** START OF SUPPLIED DATA **

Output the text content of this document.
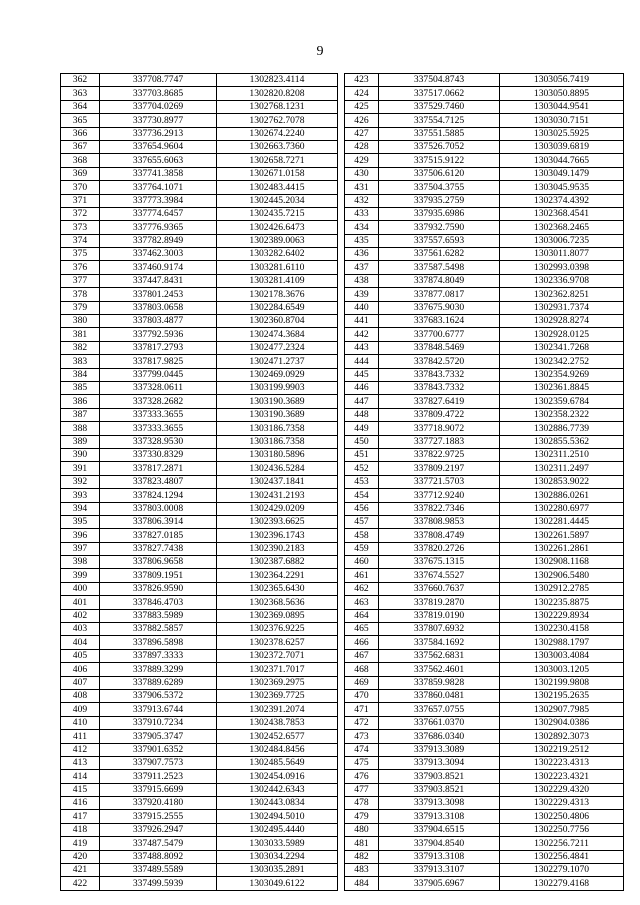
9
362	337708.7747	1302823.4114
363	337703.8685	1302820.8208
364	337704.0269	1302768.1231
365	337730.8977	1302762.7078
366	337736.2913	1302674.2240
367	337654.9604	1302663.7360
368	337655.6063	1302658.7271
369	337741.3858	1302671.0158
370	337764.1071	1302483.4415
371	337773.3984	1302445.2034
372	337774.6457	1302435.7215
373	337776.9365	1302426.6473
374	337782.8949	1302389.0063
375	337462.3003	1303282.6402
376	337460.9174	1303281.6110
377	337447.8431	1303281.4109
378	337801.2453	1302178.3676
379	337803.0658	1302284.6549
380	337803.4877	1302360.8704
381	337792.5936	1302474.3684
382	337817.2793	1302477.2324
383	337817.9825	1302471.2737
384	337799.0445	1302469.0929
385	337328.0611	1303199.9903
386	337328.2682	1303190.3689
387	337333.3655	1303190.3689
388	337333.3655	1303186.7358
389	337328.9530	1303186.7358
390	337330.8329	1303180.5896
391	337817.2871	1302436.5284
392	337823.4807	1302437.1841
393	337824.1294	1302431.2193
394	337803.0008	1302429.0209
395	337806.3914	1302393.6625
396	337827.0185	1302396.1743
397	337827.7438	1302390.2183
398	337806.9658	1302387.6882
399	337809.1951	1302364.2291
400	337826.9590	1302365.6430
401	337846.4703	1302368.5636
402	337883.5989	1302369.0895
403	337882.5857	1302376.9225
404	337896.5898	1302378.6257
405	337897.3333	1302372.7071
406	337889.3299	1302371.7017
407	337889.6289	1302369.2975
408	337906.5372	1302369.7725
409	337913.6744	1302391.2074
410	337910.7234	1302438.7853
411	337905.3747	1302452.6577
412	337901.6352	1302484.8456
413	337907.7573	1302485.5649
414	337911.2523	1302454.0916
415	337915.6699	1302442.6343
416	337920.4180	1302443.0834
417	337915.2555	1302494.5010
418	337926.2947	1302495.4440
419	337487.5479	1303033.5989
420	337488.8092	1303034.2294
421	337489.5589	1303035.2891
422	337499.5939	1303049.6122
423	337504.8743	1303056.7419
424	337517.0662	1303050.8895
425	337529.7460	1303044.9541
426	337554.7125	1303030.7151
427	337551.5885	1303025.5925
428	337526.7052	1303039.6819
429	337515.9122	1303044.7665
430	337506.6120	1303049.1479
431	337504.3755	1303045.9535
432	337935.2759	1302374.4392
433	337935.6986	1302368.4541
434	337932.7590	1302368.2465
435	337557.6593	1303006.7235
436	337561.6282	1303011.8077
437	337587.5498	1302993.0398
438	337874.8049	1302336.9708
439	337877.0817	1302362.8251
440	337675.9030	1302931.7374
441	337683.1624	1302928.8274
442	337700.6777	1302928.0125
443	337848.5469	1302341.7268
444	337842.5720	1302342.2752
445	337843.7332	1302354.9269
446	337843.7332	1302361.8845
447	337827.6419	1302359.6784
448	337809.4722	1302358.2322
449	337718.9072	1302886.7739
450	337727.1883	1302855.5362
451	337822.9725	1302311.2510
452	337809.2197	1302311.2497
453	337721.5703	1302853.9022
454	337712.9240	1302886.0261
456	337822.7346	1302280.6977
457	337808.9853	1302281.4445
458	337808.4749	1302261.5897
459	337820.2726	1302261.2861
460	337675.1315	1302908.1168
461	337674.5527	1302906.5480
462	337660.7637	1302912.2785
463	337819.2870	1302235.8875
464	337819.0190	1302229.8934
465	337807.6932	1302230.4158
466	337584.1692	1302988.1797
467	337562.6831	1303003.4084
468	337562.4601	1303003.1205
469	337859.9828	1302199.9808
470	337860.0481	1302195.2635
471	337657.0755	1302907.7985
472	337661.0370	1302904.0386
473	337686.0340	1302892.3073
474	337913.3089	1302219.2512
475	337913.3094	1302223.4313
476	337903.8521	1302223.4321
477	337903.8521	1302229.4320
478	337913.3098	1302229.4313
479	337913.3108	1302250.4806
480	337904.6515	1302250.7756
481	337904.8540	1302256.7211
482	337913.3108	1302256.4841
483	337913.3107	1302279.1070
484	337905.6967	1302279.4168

** END OF SUPPLIED DATA **

_EXERCISE REQUIREMENTS_
Each record above must be returned exactly as written, with its pictures omitted.

_RESPONSE TO THE TASK_
Output the text content of this document.
9
362	337708.7747	1302823.4114
363	337703.8685	1302820.8208
364	337704.0269	1302768.1231
365	337730.8977	1302762.7078
366	337736.2913	1302674.2240
367	337654.9604	1302663.7360
368	337655.6063	1302658.7271
369	337741.3858	1302671.0158
370	337764.1071	1302483.4415
371	337773.3984	1302445.2034
372	337774.6457	1302435.7215
373	337776.9365	1302426.6473
374	337782.8949	1302389.0063
375	337462.3003	1303282.6402
376	337460.9174	1303281.6110
377	337447.8431	1303281.4109
378	337801.2453	1302178.3676
379	337803.0658	1302284.6549
380	337803.4877	1302360.8704
381	337792.5936	1302474.3684
382	337817.2793	1302477.2324
383	337817.9825	1302471.2737
384	337799.0445	1302469.0929
385	337328.0611	1303199.9903
386	337328.2682	1303190.3689
387	337333.3655	1303190.3689
388	337333.3655	1303186.7358
389	337328.9530	1303186.7358
390	337330.8329	1303180.5896
391	337817.2871	1302436.5284
392	337823.4807	1302437.1841
393	337824.1294	1302431.2193
394	337803.0008	1302429.0209
395	337806.3914	1302393.6625
396	337827.0185	1302396.1743
397	337827.7438	1302390.2183
398	337806.9658	1302387.6882
399	337809.1951	1302364.2291
400	337826.9590	1302365.6430
401	337846.4703	1302368.5636
402	337883.5989	1302369.0895
403	337882.5857	1302376.9225
404	337896.5898	1302378.6257
405	337897.3333	1302372.7071
406	337889.3299	1302371.7017
407	337889.6289	1302369.2975
408	337906.5372	1302369.7725
409	337913.6744	1302391.2074
410	337910.7234	1302438.7853
411	337905.3747	1302452.6577
412	337901.6352	1302484.8456
413	337907.7573	1302485.5649
414	337911.2523	1302454.0916
415	337915.6699	1302442.6343
416	337920.4180	1302443.0834
417	337915.2555	1302494.5010
418	337926.2947	1302495.4440
419	337487.5479	1303033.5989
420	337488.8092	1303034.2294
421	337489.5589	1303035.2891
422	337499.5939	1303049.6122
423	337504.8743	1303056.7419
424	337517.0662	1303050.8895
425	337529.7460	1303044.9541
426	337554.7125	1303030.7151
427	337551.5885	1303025.5925
428	337526.7052	1303039.6819
429	337515.9122	1303044.7665
430	337506.6120	1303049.1479
431	337504.3755	1303045.9535
432	337935.2759	1302374.4392
433	337935.6986	1302368.4541
434	337932.7590	1302368.2465
435	337557.6593	1303006.7235
436	337561.6282	1303011.8077
437	337587.5498	1302993.0398
438	337874.8049	1302336.9708
439	337877.0817	1302362.8251
440	337675.9030	1302931.7374
441	337683.1624	1302928.8274
442	337700.6777	1302928.0125
443	337848.5469	1302341.7268
444	337842.5720	1302342.2752
445	337843.7332	1302354.9269
446	337843.7332	1302361.8845
447	337827.6419	1302359.6784
448	337809.4722	1302358.2322
449	337718.9072	1302886.7739
450	337727.1883	1302855.5362
451	337822.9725	1302311.2510
452	337809.2197	1302311.2497
453	337721.5703	1302853.9022
454	337712.9240	1302886.0261
456	337822.7346	1302280.6977
457	337808.9853	1302281.4445
458	337808.4749	1302261.5897
459	337820.2726	1302261.2861
460	337675.1315	1302908.1168
461	337674.5527	1302906.5480
462	337660.7637	1302912.2785
463	337819.2870	1302235.8875
464	337819.0190	1302229.8934
465	337807.6932	1302230.4158
466	337584.1692	1302988.1797
467	337562.6831	1303003.4084
468	337562.4601	1303003.1205
469	337859.9828	1302199.9808
470	337860.0481	1302195.2635
471	337657.0755	1302907.7985
472	337661.0370	1302904.0386
473	337686.0340	1302892.3073
474	337913.3089	1302219.2512
475	337913.3094	1302223.4313
476	337903.8521	1302223.4321
477	337903.8521	1302229.4320
478	337913.3098	1302229.4313
479	337913.3108	1302250.4806
480	337904.6515	1302250.7756
481	337904.8540	1302256.7211
482	337913.3108	1302256.4841
483	337913.3107	1302279.1070
484	337905.6967	1302279.4168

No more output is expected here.